Task description: Pull out every line in the items below that contains the string "arrows", and copy each one in full.

Provided data:

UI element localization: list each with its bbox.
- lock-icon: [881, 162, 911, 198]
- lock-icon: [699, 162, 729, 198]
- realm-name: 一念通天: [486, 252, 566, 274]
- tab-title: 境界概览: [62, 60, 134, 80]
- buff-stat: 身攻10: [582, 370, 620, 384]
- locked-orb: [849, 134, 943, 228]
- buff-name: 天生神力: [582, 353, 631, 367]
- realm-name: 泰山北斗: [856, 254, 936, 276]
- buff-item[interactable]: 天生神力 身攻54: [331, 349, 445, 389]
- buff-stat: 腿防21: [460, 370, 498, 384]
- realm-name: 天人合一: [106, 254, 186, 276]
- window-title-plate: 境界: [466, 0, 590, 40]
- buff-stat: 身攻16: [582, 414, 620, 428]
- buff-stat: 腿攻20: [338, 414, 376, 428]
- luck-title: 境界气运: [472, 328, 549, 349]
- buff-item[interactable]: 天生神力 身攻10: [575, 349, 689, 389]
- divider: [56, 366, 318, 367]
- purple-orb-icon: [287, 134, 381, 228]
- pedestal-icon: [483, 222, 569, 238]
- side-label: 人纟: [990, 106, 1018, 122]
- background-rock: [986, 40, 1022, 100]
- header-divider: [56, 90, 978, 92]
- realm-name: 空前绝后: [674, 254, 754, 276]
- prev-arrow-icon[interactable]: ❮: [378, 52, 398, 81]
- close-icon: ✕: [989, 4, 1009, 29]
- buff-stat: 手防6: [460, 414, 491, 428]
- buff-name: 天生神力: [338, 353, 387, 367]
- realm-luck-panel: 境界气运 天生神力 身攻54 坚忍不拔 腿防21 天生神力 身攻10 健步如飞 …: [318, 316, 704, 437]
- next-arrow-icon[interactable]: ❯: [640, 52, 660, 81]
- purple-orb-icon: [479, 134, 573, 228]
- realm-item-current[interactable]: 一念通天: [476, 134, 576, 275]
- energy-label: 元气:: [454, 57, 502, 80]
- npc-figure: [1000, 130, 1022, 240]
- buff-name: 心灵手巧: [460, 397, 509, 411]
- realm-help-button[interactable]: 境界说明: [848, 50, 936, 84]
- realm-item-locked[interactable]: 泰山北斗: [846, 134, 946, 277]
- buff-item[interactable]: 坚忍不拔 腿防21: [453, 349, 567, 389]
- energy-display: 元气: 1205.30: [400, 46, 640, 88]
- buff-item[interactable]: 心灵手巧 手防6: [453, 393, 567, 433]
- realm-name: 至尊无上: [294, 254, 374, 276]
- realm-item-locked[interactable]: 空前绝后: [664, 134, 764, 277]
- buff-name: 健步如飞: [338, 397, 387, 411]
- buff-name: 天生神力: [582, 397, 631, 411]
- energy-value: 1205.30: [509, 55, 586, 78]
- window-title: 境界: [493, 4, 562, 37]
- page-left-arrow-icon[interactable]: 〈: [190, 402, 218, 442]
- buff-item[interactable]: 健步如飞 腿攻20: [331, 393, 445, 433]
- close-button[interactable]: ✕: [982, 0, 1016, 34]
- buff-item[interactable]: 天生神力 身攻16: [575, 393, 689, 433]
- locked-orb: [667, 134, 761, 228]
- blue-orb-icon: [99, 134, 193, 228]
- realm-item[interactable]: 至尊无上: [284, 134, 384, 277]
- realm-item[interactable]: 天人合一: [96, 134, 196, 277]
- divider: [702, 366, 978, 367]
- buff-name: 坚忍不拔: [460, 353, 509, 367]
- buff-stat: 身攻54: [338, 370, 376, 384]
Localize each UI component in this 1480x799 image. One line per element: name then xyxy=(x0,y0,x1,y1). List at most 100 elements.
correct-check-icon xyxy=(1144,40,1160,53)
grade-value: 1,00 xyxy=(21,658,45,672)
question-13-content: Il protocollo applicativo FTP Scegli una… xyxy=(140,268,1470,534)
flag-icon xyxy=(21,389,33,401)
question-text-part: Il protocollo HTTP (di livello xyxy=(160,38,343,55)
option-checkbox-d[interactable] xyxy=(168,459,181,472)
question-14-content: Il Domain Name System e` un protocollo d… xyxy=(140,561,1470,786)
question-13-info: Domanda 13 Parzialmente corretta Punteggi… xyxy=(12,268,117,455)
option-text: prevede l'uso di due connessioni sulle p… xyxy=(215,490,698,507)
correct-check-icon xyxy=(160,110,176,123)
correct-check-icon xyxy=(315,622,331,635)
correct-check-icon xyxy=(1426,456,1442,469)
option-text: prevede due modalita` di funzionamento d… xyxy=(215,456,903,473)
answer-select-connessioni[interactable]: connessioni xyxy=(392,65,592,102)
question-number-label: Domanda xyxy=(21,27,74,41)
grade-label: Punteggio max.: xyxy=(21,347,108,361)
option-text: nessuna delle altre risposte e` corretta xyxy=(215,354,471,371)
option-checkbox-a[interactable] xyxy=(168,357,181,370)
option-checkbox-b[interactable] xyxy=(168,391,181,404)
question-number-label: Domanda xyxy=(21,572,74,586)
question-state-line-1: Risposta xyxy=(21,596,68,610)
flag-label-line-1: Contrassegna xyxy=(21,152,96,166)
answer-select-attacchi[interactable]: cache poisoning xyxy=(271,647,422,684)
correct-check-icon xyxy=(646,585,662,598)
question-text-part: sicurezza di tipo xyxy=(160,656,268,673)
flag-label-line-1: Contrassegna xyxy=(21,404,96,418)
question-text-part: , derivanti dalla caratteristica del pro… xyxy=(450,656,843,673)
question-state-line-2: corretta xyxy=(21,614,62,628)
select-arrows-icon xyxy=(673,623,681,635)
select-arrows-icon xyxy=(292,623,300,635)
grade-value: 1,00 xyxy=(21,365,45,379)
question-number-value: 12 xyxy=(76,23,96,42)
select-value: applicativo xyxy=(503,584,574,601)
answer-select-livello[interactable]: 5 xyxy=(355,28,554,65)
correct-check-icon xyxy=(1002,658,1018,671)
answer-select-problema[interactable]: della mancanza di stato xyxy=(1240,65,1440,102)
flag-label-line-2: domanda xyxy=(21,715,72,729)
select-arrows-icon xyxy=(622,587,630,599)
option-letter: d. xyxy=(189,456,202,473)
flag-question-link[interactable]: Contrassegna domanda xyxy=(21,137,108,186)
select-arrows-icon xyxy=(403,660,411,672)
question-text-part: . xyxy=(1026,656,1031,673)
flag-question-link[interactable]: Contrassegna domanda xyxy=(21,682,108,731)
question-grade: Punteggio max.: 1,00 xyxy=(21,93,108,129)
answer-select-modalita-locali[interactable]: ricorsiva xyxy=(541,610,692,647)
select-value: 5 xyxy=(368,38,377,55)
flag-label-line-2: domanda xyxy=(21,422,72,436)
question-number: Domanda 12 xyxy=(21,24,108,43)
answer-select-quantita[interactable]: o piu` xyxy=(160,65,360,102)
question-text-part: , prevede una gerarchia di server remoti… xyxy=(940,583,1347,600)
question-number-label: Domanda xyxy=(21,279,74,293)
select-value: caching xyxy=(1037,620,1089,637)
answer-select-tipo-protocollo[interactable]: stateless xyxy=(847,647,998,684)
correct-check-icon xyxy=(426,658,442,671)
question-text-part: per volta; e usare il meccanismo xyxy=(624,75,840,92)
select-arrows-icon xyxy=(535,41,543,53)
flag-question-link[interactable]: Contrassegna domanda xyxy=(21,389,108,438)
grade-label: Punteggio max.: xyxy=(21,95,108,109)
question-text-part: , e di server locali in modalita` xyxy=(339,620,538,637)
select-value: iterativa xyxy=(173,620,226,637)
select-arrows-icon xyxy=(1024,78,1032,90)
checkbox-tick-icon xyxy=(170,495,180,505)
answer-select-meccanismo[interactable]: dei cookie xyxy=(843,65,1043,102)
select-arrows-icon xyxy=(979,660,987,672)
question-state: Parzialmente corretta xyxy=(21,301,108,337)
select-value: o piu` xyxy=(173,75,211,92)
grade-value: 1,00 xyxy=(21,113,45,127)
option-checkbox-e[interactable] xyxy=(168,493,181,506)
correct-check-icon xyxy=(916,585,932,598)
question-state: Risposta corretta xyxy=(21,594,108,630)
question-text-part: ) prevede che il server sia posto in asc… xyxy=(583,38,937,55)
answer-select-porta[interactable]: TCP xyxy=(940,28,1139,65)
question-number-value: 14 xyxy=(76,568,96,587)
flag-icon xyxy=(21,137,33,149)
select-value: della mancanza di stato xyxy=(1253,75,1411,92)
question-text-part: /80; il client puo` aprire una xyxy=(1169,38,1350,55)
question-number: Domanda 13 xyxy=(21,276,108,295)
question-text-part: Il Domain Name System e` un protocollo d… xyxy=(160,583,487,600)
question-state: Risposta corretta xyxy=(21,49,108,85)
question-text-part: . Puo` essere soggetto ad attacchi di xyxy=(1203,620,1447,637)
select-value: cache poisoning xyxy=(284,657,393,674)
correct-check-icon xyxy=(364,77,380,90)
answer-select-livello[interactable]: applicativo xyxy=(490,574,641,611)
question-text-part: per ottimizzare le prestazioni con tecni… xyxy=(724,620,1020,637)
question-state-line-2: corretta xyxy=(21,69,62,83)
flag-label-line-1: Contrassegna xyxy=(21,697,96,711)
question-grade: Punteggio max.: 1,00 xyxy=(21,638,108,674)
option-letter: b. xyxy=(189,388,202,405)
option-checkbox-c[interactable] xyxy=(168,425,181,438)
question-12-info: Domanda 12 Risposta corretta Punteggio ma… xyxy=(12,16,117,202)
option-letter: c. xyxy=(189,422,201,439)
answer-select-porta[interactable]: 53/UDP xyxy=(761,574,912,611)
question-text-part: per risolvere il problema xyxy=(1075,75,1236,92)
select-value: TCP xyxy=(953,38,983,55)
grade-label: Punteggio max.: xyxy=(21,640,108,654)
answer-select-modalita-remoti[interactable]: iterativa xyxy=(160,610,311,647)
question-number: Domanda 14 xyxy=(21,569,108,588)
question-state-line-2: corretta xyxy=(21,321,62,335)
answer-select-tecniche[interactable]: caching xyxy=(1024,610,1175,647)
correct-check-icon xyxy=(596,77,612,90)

Response to the exercise:
select-arrows-icon xyxy=(673,623,681,635)
select-arrows-icon xyxy=(292,623,300,635)
select-arrows-icon xyxy=(622,587,630,599)
select-arrows-icon xyxy=(403,660,411,672)
select-arrows-icon xyxy=(535,41,543,53)
select-arrows-icon xyxy=(1024,78,1032,90)
select-arrows-icon xyxy=(979,660,987,672)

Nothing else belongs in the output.